--- START Given records ---

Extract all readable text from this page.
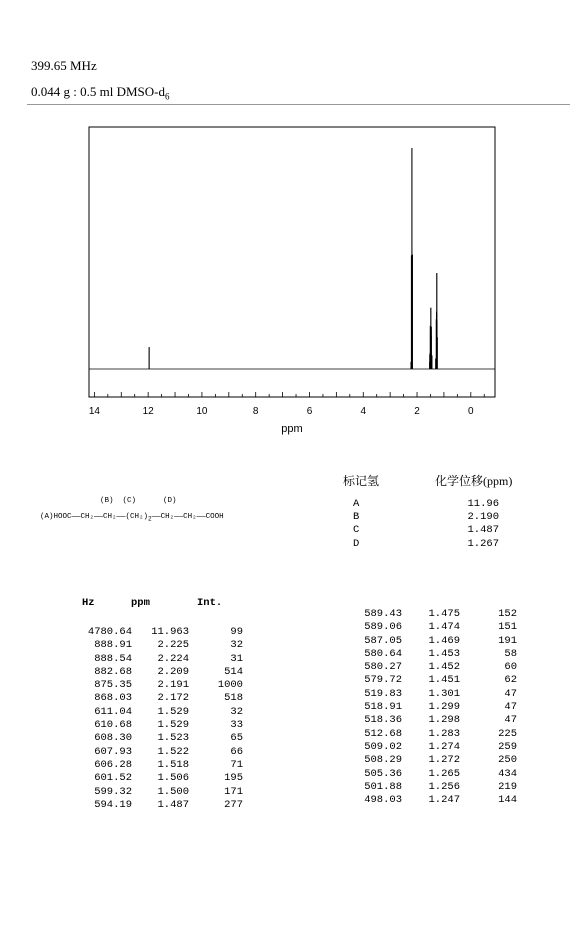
399.65 MHz
0.044 g : 0.5 ml DMSO-$d_6$
14	12	10	8	6	4	2	0
ppm
(B)  (C)      (D)
$(A)HOOC——CH_2——CH_2——(CH_2)_2——CH_2——CH_2——COOH$
标记氢	化学位移(ppm)
A	11.96
B	2.190
C	1.487
D	1.267
Hz	ppm	Int.
4780.64	11.963	99
888.91	2.225	32
888.54	2.224	31
882.68	2.209	514
875.35	2.191	1000
868.03	2.172	518
611.04	1.529	32
610.68	1.529	33
608.30	1.523	65
607.93	1.522	66
606.28	1.518	71
601.52	1.506	195
599.32	1.500	171
594.19	1.487	277
589.43	1.475	152
589.06	1.474	151
587.05	1.469	191
580.64	1.453	58
580.27	1.452	60
579.72	1.451	62
519.83	1.301	47
518.91	1.299	47
518.36	1.298	47
512.68	1.283	225
509.02	1.274	259
508.29	1.272	250
505.36	1.265	434
501.88	1.256	219
498.03	1.247	144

--- END Given records ---

→ **Given problem**:
Skip the pictures, then retype every line above exactly.

→ **Finished answer**:
Extract all readable text from this page.
399.65 MHz
0.044 g : 0.5 ml DMSO-$d_6$
14	12	10	8	6	4	2	0
ppm
(B)  (C)      (D)
$(A)HOOC——CH_2——CH_2——(CH_2)_2——CH_2——CH_2——COOH$
标记氢	化学位移(ppm)
A	11.96
B	2.190
C	1.487
D	1.267
Hz	ppm	Int.
4780.64	11.963	99
888.91	2.225	32
888.54	2.224	31
882.68	2.209	514
875.35	2.191	1000
868.03	2.172	518
611.04	1.529	32
610.68	1.529	33
608.30	1.523	65
607.93	1.522	66
606.28	1.518	71
601.52	1.506	195
599.32	1.500	171
594.19	1.487	277
589.43	1.475	152
589.06	1.474	151
587.05	1.469	191
580.64	1.453	58
580.27	1.452	60
579.72	1.451	62
519.83	1.301	47
518.91	1.299	47
518.36	1.298	47
512.68	1.283	225
509.02	1.274	259
508.29	1.272	250
505.36	1.265	434
501.88	1.256	219
498.03	1.247	144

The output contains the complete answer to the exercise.